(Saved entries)
################

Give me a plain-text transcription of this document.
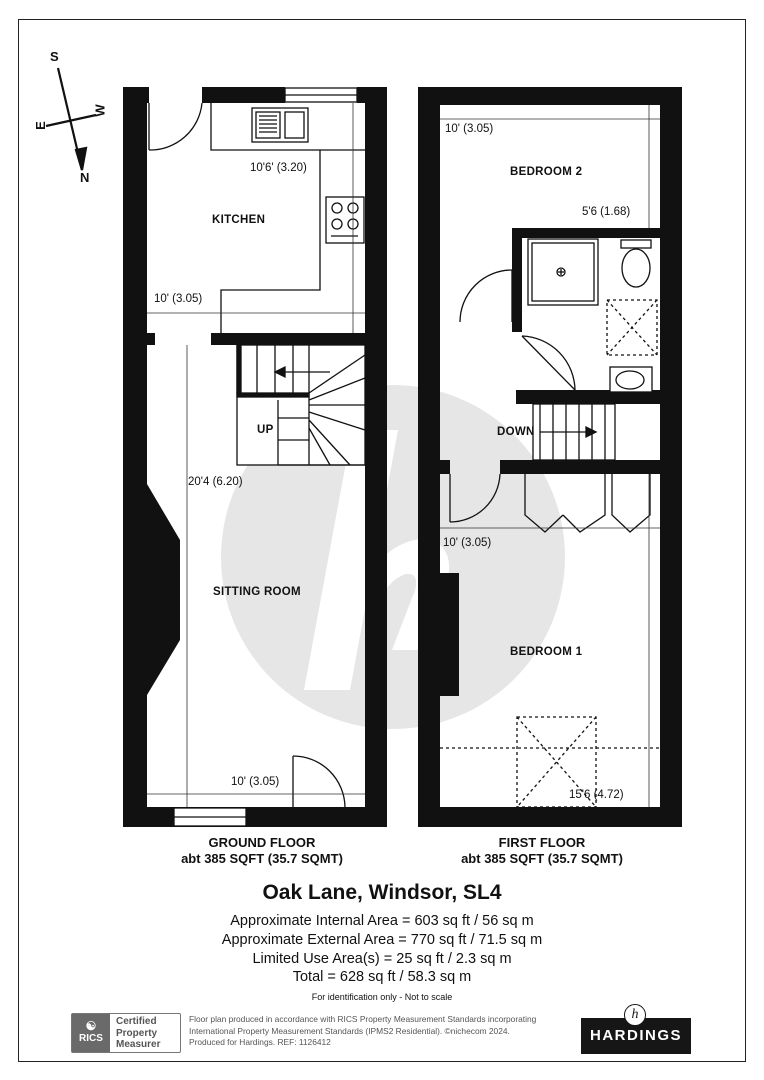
S
W
E
N
KITCHEN
10'6' (3.20)
10' (3.05)
UP
20'4 (6.20)
SITTING ROOM
10' (3.05)
10' (3.05)
BEDROOM 2
5'6 (1.68)
DOWN
10' (3.05)
BEDROOM 1
15'6 (4.72)
GROUND FLOOR
abt 385 SQFT (35.7 SQMT)
FIRST FLOOR
abt 385 SQFT (35.7 SQMT)
Oak Lane, Windsor, SL4
Approximate Internal Area = 603 sq ft / 56 sq m
Approximate External Area = 770 sq ft / 71.5 sq m
Limited Use Area(s) = 25 sq ft / 2.3 sq m
Total = 628 sq ft / 58.3 sq m
For identification only - Not to scale
☯
RICS
Certified
Property
Measurer
Floor plan produced in accordance with RICS Property Measurement Standards incorporating
International Property Measurement Standards (IPMS2 Residential). ©nichecom 2024.
Produced for Hardings. REF: 1126412	HARDINGS
h
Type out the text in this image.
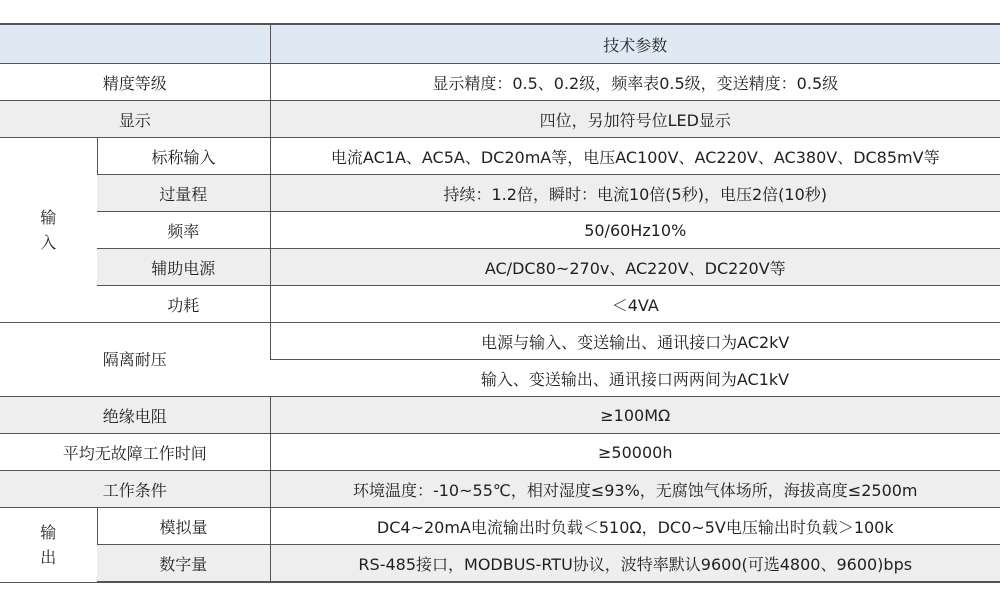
		技术参数
精度等级		显示精度：0.5、0.2级，频率表0.5级，变送精度：0.5级
显示		四位，另加符号位LED显示

输
入	标称输入	电流AC1A、AC5A、DC20mA等，电压AC100V、AC220V、AC380V、DC85mV等
	过量程	持续：1.2倍，瞬时：电流10倍(5秒)，电压2倍(10秒)
	频率	50/60Hz10%
	辅助电源	AC/DC80~270v、AC220V、DC220V等
	功耗	＜4VA
隔离耐压		电源与输入、变送输出、通讯接口为AC2kV
		输入、变送输出、通讯接口两两间为AC1kV
绝缘电阻		≥100MΩ
平均无故障工作时间		≥50000h
工作条件		环境温度：-10~55℃，相对湿度≤93%，无腐蚀气体场所，海拔高度≤2500m

输
出	模拟量	DC4~20mA电流输出时负载＜510Ω，DC0~5V电压输出时负载＞100k
	数字量	RS-485接口，MODBUS-RTU协议，波特率默认9600(可选4800、9600)bps
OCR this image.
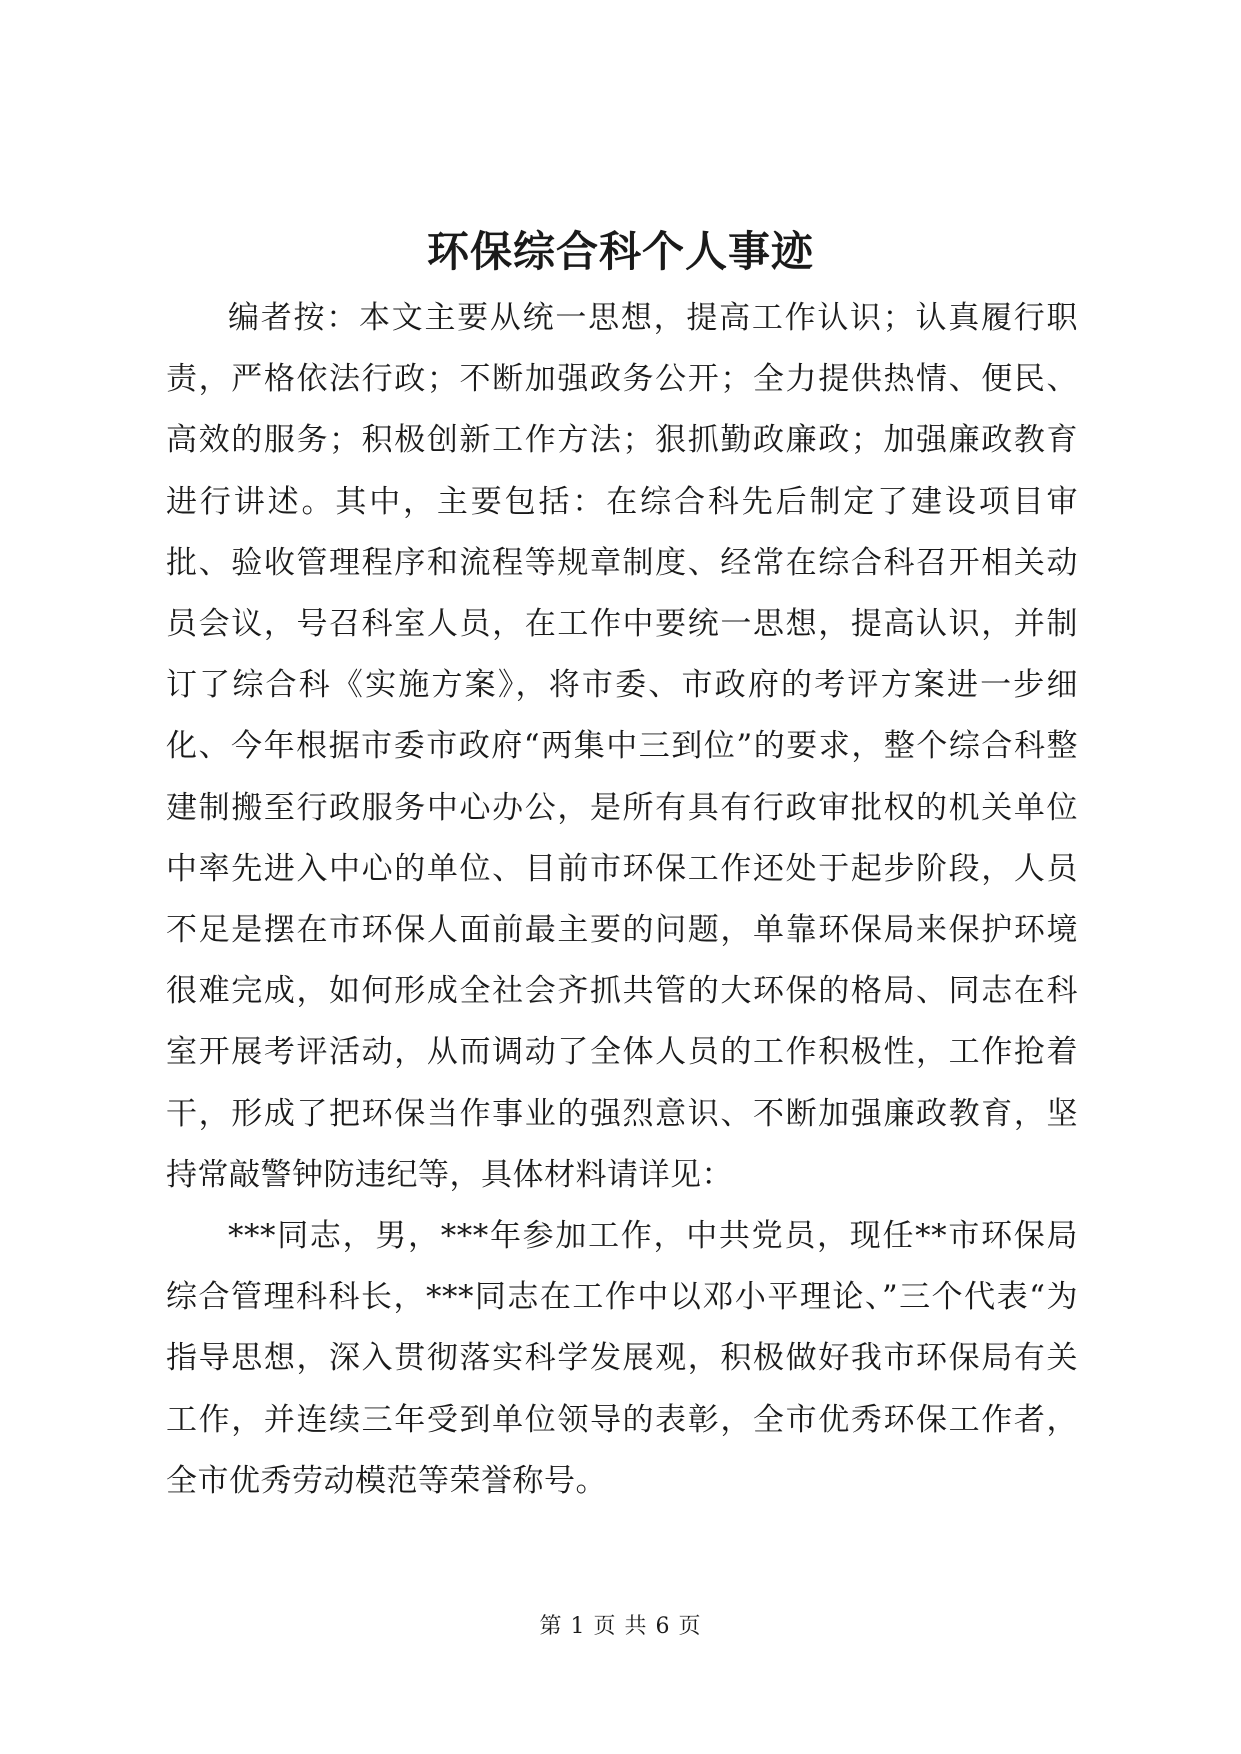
环保综合科个人事迹

编者按：本文主要从统一思想，提高工作认识；认真履行职责，严格依法行政；不断加强政务公开；全力提供热情、便民、高效的服务；积极创新工作方法；狠抓勤政廉政；加强廉政教育进行讲述。其中，主要包括：在综合科先后制定了建设项目审批、验收管理程序和流程等规章制度、经常在综合科召开相关动员会议，号召科室人员，在工作中要统一思想，提高认识，并制订了综合科《实施方案》，将市委、市政府的考评方案进一步细化、今年根据市委市政府“两集中三到位”的要求，整个综合科整建制搬至行政服务中心办公，是所有具有行政审批权的机关单位中率先进入中心的单位、目前市环保工作还处于起步阶段，人员不足是摆在市环保人面前最主要的问题，单靠环保局来保护环境很难完成，如何形成全社会齐抓共管的大环保的格局、同志在科室开展考评活动，从而调动了全体人员的工作积极性，工作抢着干，形成了把环保当作事业的强烈意识、不断加强廉政教育，坚持常敲警钟防违纪等，具体材料请详见：

***同志，男，***年参加工作，中共党员，现任**市环保局综合管理科科长，***同志在工作中以邓小平理论、”三个代表“为指导思想，深入贯彻落实科学发展观，积极做好我市环保局有关工作，并连续三年受到单位领导的表彰，全市优秀环保工作者，全市优秀劳动模范等荣誉称号。

第 1 页 共 6 页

################

▶ Goal:
Here the job is to quote the lines from the one with "OCR this image." through the end of the material, both included, exactly; please skip the pictures.

▶ The output:
OCR this image.
环保综合科个人事迹

编者按：本文主要从统一思想，提高工作认识；认真履行职责，严格依法行政；不断加强政务公开；全力提供热情、便民、高效的服务；积极创新工作方法；狠抓勤政廉政；加强廉政教育进行讲述。其中，主要包括：在综合科先后制定了建设项目审批、验收管理程序和流程等规章制度、经常在综合科召开相关动员会议，号召科室人员，在工作中要统一思想，提高认识，并制订了综合科《实施方案》，将市委、市政府的考评方案进一步细化、今年根据市委市政府“两集中三到位”的要求，整个综合科整建制搬至行政服务中心办公，是所有具有行政审批权的机关单位中率先进入中心的单位、目前市环保工作还处于起步阶段，人员不足是摆在市环保人面前最主要的问题，单靠环保局来保护环境很难完成，如何形成全社会齐抓共管的大环保的格局、同志在科室开展考评活动，从而调动了全体人员的工作积极性，工作抢着干，形成了把环保当作事业的强烈意识、不断加强廉政教育，坚持常敲警钟防违纪等，具体材料请详见：

***同志，男，***年参加工作，中共党员，现任**市环保局综合管理科科长，***同志在工作中以邓小平理论、”三个代表“为指导思想，深入贯彻落实科学发展观，积极做好我市环保局有关工作，并连续三年受到单位领导的表彰，全市优秀环保工作者，全市优秀劳动模范等荣誉称号。

第 1 页 共 6 页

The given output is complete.